• _OBJECTIVE_:
Set the listing down again in full, word for word, with the pictures left out.

• _RECORDS TO PROCESS_:
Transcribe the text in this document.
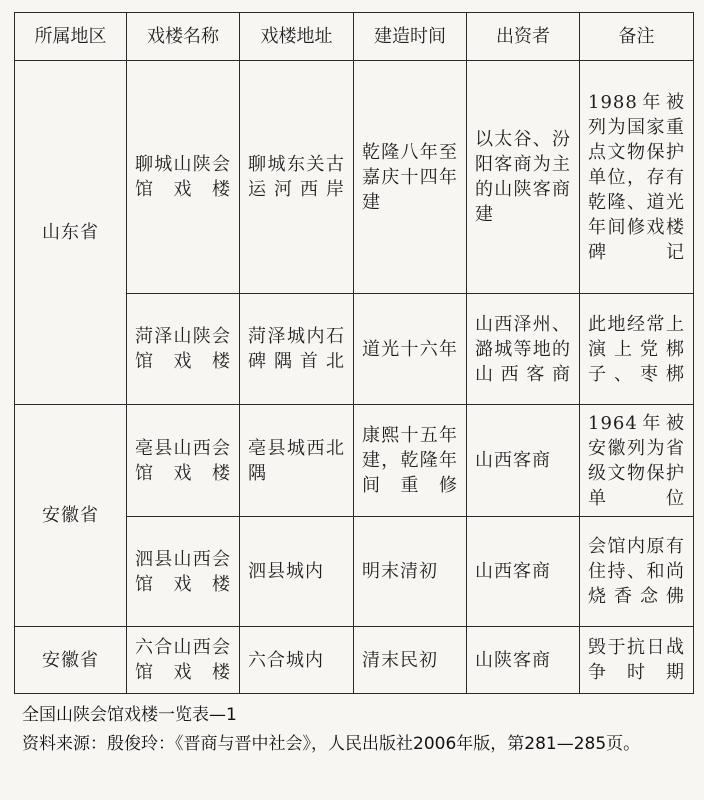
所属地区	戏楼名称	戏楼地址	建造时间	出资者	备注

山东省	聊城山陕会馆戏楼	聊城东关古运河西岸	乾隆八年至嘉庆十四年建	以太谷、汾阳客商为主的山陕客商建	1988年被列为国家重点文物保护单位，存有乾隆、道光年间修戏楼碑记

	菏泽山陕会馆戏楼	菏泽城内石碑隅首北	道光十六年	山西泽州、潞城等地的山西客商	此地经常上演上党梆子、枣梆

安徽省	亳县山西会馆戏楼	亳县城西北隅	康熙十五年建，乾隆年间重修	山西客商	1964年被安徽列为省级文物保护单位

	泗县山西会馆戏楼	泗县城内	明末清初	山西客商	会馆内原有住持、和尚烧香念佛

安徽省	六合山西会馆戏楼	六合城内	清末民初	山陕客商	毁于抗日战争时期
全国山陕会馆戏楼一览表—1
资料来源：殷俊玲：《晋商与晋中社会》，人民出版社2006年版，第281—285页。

• _CORRECT ANSWER_:
Transcribe the text in this document.
所属地区	戏楼名称	戏楼地址	建造时间	出资者	备注

山东省	聊城山陕会馆戏楼	聊城东关古运河西岸	乾隆八年至嘉庆十四年建	以太谷、汾阳客商为主的山陕客商建	1988年被列为国家重点文物保护单位，存有乾隆、道光年间修戏楼碑记

	菏泽山陕会馆戏楼	菏泽城内石碑隅首北	道光十六年	山西泽州、潞城等地的山西客商	此地经常上演上党梆子、枣梆

安徽省	亳县山西会馆戏楼	亳县城西北隅	康熙十五年建，乾隆年间重修	山西客商	1964年被安徽列为省级文物保护单位

	泗县山西会馆戏楼	泗县城内	明末清初	山西客商	会馆内原有住持、和尚烧香念佛

安徽省	六合山西会馆戏楼	六合城内	清末民初	山陕客商	毁于抗日战争时期
全国山陕会馆戏楼一览表—1
资料来源：殷俊玲：《晋商与晋中社会》，人民出版社2006年版，第281—285页。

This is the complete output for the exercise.